═══ Data excerpts

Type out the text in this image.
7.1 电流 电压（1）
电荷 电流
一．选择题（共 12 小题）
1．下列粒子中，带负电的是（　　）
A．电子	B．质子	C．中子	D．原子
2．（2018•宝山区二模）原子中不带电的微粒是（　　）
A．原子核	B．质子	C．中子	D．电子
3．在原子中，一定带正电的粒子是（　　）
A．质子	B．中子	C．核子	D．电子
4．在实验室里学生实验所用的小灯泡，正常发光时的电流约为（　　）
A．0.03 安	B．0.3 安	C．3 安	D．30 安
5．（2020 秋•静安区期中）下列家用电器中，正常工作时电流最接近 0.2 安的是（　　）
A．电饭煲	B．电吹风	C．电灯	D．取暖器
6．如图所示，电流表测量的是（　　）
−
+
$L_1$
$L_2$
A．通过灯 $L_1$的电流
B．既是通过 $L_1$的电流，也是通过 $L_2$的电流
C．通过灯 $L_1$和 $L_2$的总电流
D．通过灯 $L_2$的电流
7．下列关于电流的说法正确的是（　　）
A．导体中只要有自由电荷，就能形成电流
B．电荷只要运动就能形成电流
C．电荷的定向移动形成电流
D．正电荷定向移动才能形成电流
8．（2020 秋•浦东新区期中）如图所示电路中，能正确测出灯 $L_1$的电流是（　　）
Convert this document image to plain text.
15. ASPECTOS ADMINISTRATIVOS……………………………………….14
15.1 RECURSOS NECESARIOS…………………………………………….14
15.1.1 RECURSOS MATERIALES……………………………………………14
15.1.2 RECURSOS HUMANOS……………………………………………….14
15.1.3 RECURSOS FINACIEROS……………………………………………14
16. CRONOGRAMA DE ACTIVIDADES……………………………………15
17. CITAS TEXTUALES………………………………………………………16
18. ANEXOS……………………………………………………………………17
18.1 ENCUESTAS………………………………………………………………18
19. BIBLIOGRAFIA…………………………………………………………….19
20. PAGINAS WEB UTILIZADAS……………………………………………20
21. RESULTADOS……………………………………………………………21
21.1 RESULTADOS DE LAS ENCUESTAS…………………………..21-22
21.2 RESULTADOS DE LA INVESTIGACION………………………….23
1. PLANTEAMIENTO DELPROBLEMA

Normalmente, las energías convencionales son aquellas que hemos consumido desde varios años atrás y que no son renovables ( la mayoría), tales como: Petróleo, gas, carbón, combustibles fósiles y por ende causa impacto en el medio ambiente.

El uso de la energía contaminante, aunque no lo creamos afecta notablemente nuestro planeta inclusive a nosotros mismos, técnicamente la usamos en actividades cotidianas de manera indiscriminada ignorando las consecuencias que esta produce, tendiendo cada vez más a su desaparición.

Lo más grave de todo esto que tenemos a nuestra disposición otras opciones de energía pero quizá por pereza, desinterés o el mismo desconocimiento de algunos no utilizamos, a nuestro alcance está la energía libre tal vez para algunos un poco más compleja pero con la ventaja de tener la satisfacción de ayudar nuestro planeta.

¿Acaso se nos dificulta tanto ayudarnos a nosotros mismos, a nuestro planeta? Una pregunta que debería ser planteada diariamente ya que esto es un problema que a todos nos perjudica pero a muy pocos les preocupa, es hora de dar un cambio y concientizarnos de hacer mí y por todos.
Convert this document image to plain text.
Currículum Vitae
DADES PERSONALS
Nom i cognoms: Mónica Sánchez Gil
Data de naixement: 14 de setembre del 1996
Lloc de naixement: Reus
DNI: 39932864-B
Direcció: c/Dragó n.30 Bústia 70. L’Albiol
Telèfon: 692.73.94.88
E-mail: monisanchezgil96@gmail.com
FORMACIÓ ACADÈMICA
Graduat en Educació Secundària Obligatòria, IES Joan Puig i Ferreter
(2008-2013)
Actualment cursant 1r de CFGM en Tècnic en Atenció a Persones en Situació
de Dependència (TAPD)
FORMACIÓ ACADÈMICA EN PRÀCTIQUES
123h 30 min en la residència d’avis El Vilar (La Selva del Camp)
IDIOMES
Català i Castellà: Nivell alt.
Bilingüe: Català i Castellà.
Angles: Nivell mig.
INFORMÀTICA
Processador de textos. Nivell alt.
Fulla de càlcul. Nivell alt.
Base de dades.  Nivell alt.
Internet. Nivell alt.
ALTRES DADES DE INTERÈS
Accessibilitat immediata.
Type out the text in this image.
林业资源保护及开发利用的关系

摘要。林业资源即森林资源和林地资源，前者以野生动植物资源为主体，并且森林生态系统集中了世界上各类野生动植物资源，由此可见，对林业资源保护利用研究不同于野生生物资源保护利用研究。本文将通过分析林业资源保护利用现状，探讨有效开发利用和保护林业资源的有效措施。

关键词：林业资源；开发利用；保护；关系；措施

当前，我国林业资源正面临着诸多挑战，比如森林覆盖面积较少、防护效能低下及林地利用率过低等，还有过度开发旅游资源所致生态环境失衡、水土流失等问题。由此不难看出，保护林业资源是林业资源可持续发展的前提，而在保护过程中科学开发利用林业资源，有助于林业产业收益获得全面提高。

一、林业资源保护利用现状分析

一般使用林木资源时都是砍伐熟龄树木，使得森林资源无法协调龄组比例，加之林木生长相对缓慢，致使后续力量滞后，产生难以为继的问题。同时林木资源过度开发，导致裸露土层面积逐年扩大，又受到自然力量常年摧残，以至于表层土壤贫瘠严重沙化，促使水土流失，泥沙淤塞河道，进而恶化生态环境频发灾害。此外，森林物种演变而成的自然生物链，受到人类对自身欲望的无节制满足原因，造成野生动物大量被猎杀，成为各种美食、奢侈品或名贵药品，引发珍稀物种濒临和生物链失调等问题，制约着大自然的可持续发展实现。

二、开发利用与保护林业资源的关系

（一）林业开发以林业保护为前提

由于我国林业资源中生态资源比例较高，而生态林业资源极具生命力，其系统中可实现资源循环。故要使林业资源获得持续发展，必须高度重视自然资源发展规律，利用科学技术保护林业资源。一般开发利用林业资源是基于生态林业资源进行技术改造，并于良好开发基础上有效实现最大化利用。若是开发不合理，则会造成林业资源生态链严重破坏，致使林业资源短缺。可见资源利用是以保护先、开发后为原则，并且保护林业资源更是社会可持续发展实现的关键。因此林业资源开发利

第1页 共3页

══════

▶ _Brief_:
Write every line of the material above again, exactly.

▶ _Correct answer_:
Type out the text in this image.
7.1 电流 电压（1）
电荷 电流
一．选择题（共 12 小题）
1．下列粒子中，带负电的是（　　）
A．电子	B．质子	C．中子	D．原子
2．（2018•宝山区二模）原子中不带电的微粒是（　　）
A．原子核	B．质子	C．中子	D．电子
3．在原子中，一定带正电的粒子是（　　）
A．质子	B．中子	C．核子	D．电子
4．在实验室里学生实验所用的小灯泡，正常发光时的电流约为（　　）
A．0.03 安	B．0.3 安	C．3 安	D．30 安
5．（2020 秋•静安区期中）下列家用电器中，正常工作时电流最接近 0.2 安的是（　　）
A．电饭煲	B．电吹风	C．电灯	D．取暖器
6．如图所示，电流表测量的是（　　）
−
+
$L_1$
$L_2$
A．通过灯 $L_1$的电流
B．既是通过 $L_1$的电流，也是通过 $L_2$的电流
C．通过灯 $L_1$和 $L_2$的总电流
D．通过灯 $L_2$的电流
7．下列关于电流的说法正确的是（　　）
A．导体中只要有自由电荷，就能形成电流
B．电荷只要运动就能形成电流
C．电荷的定向移动形成电流
D．正电荷定向移动才能形成电流
8．（2020 秋•浦东新区期中）如图所示电路中，能正确测出灯 $L_1$的电流是（　　）
Convert this document image to plain text.
15. ASPECTOS ADMINISTRATIVOS……………………………………….14
15.1 RECURSOS NECESARIOS…………………………………………….14
15.1.1 RECURSOS MATERIALES……………………………………………14
15.1.2 RECURSOS HUMANOS……………………………………………….14
15.1.3 RECURSOS FINACIEROS……………………………………………14
16. CRONOGRAMA DE ACTIVIDADES……………………………………15
17. CITAS TEXTUALES………………………………………………………16
18. ANEXOS……………………………………………………………………17
18.1 ENCUESTAS………………………………………………………………18
19. BIBLIOGRAFIA…………………………………………………………….19
20. PAGINAS WEB UTILIZADAS……………………………………………20
21. RESULTADOS……………………………………………………………21
21.1 RESULTADOS DE LAS ENCUESTAS…………………………..21-22
21.2 RESULTADOS DE LA INVESTIGACION………………………….23
1. PLANTEAMIENTO DELPROBLEMA

Normalmente, las energías convencionales son aquellas que hemos consumido desde varios años atrás y que no son renovables ( la mayoría), tales como: Petróleo, gas, carbón, combustibles fósiles y por ende causa impacto en el medio ambiente.

El uso de la energía contaminante, aunque no lo creamos afecta notablemente nuestro planeta inclusive a nosotros mismos, técnicamente la usamos en actividades cotidianas de manera indiscriminada ignorando las consecuencias que esta produce, tendiendo cada vez más a su desaparición.

Lo más grave de todo esto que tenemos a nuestra disposición otras opciones de energía pero quizá por pereza, desinterés o el mismo desconocimiento de algunos no utilizamos, a nuestro alcance está la energía libre tal vez para algunos un poco más compleja pero con la ventaja de tener la satisfacción de ayudar nuestro planeta.

¿Acaso se nos dificulta tanto ayudarnos a nosotros mismos, a nuestro planeta? Una pregunta que debería ser planteada diariamente ya que esto es un problema que a todos nos perjudica pero a muy pocos les preocupa, es hora de dar un cambio y concientizarnos de hacer mí y por todos.
Convert this document image to plain text.
Currículum Vitae
DADES PERSONALS
Nom i cognoms: Mónica Sánchez Gil
Data de naixement: 14 de setembre del 1996
Lloc de naixement: Reus
DNI: 39932864-B
Direcció: c/Dragó n.30 Bústia 70. L’Albiol
Telèfon: 692.73.94.88
E-mail: monisanchezgil96@gmail.com
FORMACIÓ ACADÈMICA
Graduat en Educació Secundària Obligatòria, IES Joan Puig i Ferreter
(2008-2013)
Actualment cursant 1r de CFGM en Tècnic en Atenció a Persones en Situació
de Dependència (TAPD)
FORMACIÓ ACADÈMICA EN PRÀCTIQUES
123h 30 min en la residència d’avis El Vilar (La Selva del Camp)
IDIOMES
Català i Castellà: Nivell alt.
Bilingüe: Català i Castellà.
Angles: Nivell mig.
INFORMÀTICA
Processador de textos. Nivell alt.
Fulla de càlcul. Nivell alt.
Base de dades.  Nivell alt.
Internet. Nivell alt.
ALTRES DADES DE INTERÈS
Accessibilitat immediata.
Type out the text in this image.
林业资源保护及开发利用的关系

摘要。林业资源即森林资源和林地资源，前者以野生动植物资源为主体，并且森林生态系统集中了世界上各类野生动植物资源，由此可见，对林业资源保护利用研究不同于野生生物资源保护利用研究。本文将通过分析林业资源保护利用现状，探讨有效开发利用和保护林业资源的有效措施。

关键词：林业资源；开发利用；保护；关系；措施

当前，我国林业资源正面临着诸多挑战，比如森林覆盖面积较少、防护效能低下及林地利用率过低等，还有过度开发旅游资源所致生态环境失衡、水土流失等问题。由此不难看出，保护林业资源是林业资源可持续发展的前提，而在保护过程中科学开发利用林业资源，有助于林业产业收益获得全面提高。

一、林业资源保护利用现状分析

一般使用林木资源时都是砍伐熟龄树木，使得森林资源无法协调龄组比例，加之林木生长相对缓慢，致使后续力量滞后，产生难以为继的问题。同时林木资源过度开发，导致裸露土层面积逐年扩大，又受到自然力量常年摧残，以至于表层土壤贫瘠严重沙化，促使水土流失，泥沙淤塞河道，进而恶化生态环境频发灾害。此外，森林物种演变而成的自然生物链，受到人类对自身欲望的无节制满足原因，造成野生动物大量被猎杀，成为各种美食、奢侈品或名贵药品，引发珍稀物种濒临和生物链失调等问题，制约着大自然的可持续发展实现。

二、开发利用与保护林业资源的关系

（一）林业开发以林业保护为前提

由于我国林业资源中生态资源比例较高，而生态林业资源极具生命力，其系统中可实现资源循环。故要使林业资源获得持续发展，必须高度重视自然资源发展规律，利用科学技术保护林业资源。一般开发利用林业资源是基于生态林业资源进行技术改造，并于良好开发基础上有效实现最大化利用。若是开发不合理，则会造成林业资源生态链严重破坏，致使林业资源短缺。可见资源利用是以保护先、开发后为原则，并且保护林业资源更是社会可持续发展实现的关键。因此林业资源开发利

第1页 共3页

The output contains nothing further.